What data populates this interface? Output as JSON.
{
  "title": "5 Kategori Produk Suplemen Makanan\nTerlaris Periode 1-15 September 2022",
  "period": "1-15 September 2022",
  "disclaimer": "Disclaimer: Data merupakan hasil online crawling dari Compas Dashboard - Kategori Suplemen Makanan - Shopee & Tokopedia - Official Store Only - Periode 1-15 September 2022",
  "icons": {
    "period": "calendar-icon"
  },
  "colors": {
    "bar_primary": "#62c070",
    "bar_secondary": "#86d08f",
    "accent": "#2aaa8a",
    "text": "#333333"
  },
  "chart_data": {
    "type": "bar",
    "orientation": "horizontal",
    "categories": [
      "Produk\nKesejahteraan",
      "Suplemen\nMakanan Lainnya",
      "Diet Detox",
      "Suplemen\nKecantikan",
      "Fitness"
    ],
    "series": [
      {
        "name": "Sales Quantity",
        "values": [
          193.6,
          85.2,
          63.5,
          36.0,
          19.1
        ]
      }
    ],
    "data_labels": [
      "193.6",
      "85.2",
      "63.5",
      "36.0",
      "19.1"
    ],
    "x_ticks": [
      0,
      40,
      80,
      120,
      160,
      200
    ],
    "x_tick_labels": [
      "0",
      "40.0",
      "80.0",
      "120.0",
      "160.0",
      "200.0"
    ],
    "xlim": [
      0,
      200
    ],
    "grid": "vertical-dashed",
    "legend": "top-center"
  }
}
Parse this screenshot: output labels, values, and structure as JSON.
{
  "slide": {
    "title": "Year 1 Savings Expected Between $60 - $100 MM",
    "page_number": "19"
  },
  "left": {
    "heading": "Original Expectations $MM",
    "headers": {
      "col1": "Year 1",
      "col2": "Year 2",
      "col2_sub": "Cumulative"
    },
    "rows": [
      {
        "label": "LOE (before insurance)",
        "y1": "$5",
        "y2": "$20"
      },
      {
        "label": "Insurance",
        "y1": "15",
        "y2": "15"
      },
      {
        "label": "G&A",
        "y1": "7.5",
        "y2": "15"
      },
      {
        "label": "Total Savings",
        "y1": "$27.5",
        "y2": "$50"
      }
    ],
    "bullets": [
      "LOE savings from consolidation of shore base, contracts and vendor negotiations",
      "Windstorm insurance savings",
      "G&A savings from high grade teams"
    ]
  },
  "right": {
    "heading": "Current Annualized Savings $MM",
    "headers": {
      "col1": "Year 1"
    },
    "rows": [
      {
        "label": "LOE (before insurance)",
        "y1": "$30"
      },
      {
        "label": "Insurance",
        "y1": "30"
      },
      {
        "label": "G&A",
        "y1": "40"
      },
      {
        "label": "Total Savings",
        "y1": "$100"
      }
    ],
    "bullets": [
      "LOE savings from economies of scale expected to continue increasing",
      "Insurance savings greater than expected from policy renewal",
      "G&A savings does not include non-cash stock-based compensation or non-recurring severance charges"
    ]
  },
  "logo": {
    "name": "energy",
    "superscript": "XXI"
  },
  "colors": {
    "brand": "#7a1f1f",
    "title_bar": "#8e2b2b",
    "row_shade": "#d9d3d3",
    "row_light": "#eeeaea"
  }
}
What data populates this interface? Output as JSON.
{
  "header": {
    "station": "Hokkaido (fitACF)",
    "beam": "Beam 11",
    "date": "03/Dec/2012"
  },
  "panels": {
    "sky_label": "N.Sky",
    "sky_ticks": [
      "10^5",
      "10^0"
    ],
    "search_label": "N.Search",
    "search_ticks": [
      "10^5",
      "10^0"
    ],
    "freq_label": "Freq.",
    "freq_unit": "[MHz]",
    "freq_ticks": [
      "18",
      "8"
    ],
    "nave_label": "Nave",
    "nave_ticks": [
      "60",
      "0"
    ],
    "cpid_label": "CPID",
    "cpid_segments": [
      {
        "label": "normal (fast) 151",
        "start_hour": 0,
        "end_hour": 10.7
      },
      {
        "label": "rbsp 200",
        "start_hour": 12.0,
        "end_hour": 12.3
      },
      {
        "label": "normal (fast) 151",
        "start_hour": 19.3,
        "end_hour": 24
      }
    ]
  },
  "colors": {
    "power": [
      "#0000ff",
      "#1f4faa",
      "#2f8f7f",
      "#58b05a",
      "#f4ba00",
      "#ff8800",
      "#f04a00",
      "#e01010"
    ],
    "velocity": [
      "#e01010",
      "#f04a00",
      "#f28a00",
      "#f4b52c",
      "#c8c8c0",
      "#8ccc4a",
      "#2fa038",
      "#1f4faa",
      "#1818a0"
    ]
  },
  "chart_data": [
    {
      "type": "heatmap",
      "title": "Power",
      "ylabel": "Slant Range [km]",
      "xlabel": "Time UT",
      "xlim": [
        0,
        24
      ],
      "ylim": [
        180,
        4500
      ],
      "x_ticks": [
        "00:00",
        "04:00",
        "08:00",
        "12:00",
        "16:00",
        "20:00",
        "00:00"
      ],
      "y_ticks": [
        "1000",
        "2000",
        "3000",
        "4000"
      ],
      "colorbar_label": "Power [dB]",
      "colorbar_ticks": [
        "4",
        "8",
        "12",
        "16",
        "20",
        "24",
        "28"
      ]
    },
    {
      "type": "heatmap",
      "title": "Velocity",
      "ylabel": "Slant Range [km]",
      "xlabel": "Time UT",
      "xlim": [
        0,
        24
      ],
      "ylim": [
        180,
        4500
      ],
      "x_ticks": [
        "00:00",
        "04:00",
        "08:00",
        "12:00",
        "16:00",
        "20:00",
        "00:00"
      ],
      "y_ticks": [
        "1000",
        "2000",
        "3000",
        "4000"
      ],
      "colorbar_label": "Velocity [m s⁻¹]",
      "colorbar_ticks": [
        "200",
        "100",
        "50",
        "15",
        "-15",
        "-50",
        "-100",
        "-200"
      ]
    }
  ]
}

────────────────

** Short task **
Without omitting anything, output the entries exactly.

** Answer for the task **
What data populates this interface? Output as JSON.
{
  "title": "5 Kategori Produk Suplemen Makanan\nTerlaris Periode 1-15 September 2022",
  "period": "1-15 September 2022",
  "disclaimer": "Disclaimer: Data merupakan hasil online crawling dari Compas Dashboard - Kategori Suplemen Makanan - Shopee & Tokopedia - Official Store Only - Periode 1-15 September 2022",
  "icons": {
    "period": "calendar-icon"
  },
  "colors": {
    "bar_primary": "#62c070",
    "bar_secondary": "#86d08f",
    "accent": "#2aaa8a",
    "text": "#333333"
  },
  "chart_data": {
    "type": "bar",
    "orientation": "horizontal",
    "categories": [
      "Produk\nKesejahteraan",
      "Suplemen\nMakanan Lainnya",
      "Diet Detox",
      "Suplemen\nKecantikan",
      "Fitness"
    ],
    "series": [
      {
        "name": "Sales Quantity",
        "values": [
          193.6,
          85.2,
          63.5,
          36.0,
          19.1
        ]
      }
    ],
    "data_labels": [
      "193.6",
      "85.2",
      "63.5",
      "36.0",
      "19.1"
    ],
    "x_ticks": [
      0,
      40,
      80,
      120,
      160,
      200
    ],
    "x_tick_labels": [
      "0",
      "40.0",
      "80.0",
      "120.0",
      "160.0",
      "200.0"
    ],
    "xlim": [
      0,
      200
    ],
    "grid": "vertical-dashed",
    "legend": "top-center"
  }
}
Parse this screenshot: output labels, values, and structure as JSON.
{
  "slide": {
    "title": "Year 1 Savings Expected Between $60 - $100 MM",
    "page_number": "19"
  },
  "left": {
    "heading": "Original Expectations $MM",
    "headers": {
      "col1": "Year 1",
      "col2": "Year 2",
      "col2_sub": "Cumulative"
    },
    "rows": [
      {
        "label": "LOE (before insurance)",
        "y1": "$5",
        "y2": "$20"
      },
      {
        "label": "Insurance",
        "y1": "15",
        "y2": "15"
      },
      {
        "label": "G&A",
        "y1": "7.5",
        "y2": "15"
      },
      {
        "label": "Total Savings",
        "y1": "$27.5",
        "y2": "$50"
      }
    ],
    "bullets": [
      "LOE savings from consolidation of shore base, contracts and vendor negotiations",
      "Windstorm insurance savings",
      "G&A savings from high grade teams"
    ]
  },
  "right": {
    "heading": "Current Annualized Savings $MM",
    "headers": {
      "col1": "Year 1"
    },
    "rows": [
      {
        "label": "LOE (before insurance)",
        "y1": "$30"
      },
      {
        "label": "Insurance",
        "y1": "30"
      },
      {
        "label": "G&A",
        "y1": "40"
      },
      {
        "label": "Total Savings",
        "y1": "$100"
      }
    ],
    "bullets": [
      "LOE savings from economies of scale expected to continue increasing",
      "Insurance savings greater than expected from policy renewal",
      "G&A savings does not include non-cash stock-based compensation or non-recurring severance charges"
    ]
  },
  "logo": {
    "name": "energy",
    "superscript": "XXI"
  },
  "colors": {
    "brand": "#7a1f1f",
    "title_bar": "#8e2b2b",
    "row_shade": "#d9d3d3",
    "row_light": "#eeeaea"
  }
}
What data populates this interface? Output as JSON.
{
  "header": {
    "station": "Hokkaido (fitACF)",
    "beam": "Beam 11",
    "date": "03/Dec/2012"
  },
  "panels": {
    "sky_label": "N.Sky",
    "sky_ticks": [
      "10^5",
      "10^0"
    ],
    "search_label": "N.Search",
    "search_ticks": [
      "10^5",
      "10^0"
    ],
    "freq_label": "Freq.",
    "freq_unit": "[MHz]",
    "freq_ticks": [
      "18",
      "8"
    ],
    "nave_label": "Nave",
    "nave_ticks": [
      "60",
      "0"
    ],
    "cpid_label": "CPID",
    "cpid_segments": [
      {
        "label": "normal (fast) 151",
        "start_hour": 0,
        "end_hour": 10.7
      },
      {
        "label": "rbsp 200",
        "start_hour": 12.0,
        "end_hour": 12.3
      },
      {
        "label": "normal (fast) 151",
        "start_hour": 19.3,
        "end_hour": 24
      }
    ]
  },
  "colors": {
    "power": [
      "#0000ff",
      "#1f4faa",
      "#2f8f7f",
      "#58b05a",
      "#f4ba00",
      "#ff8800",
      "#f04a00",
      "#e01010"
    ],
    "velocity": [
      "#e01010",
      "#f04a00",
      "#f28a00",
      "#f4b52c",
      "#c8c8c0",
      "#8ccc4a",
      "#2fa038",
      "#1f4faa",
      "#1818a0"
    ]
  },
  "chart_data": [
    {
      "type": "heatmap",
      "title": "Power",
      "ylabel": "Slant Range [km]",
      "xlabel": "Time UT",
      "xlim": [
        0,
        24
      ],
      "ylim": [
        180,
        4500
      ],
      "x_ticks": [
        "00:00",
        "04:00",
        "08:00",
        "12:00",
        "16:00",
        "20:00",
        "00:00"
      ],
      "y_ticks": [
        "1000",
        "2000",
        "3000",
        "4000"
      ],
      "colorbar_label": "Power [dB]",
      "colorbar_ticks": [
        "4",
        "8",
        "12",
        "16",
        "20",
        "24",
        "28"
      ]
    },
    {
      "type": "heatmap",
      "title": "Velocity",
      "ylabel": "Slant Range [km]",
      "xlabel": "Time UT",
      "xlim": [
        0,
        24
      ],
      "ylim": [
        180,
        4500
      ],
      "x_ticks": [
        "00:00",
        "04:00",
        "08:00",
        "12:00",
        "16:00",
        "20:00",
        "00:00"
      ],
      "y_ticks": [
        "1000",
        "2000",
        "3000",
        "4000"
      ],
      "colorbar_label": "Velocity [m s⁻¹]",
      "colorbar_ticks": [
        "200",
        "100",
        "50",
        "15",
        "-15",
        "-50",
        "-100",
        "-200"
      ]
    }
  ]
}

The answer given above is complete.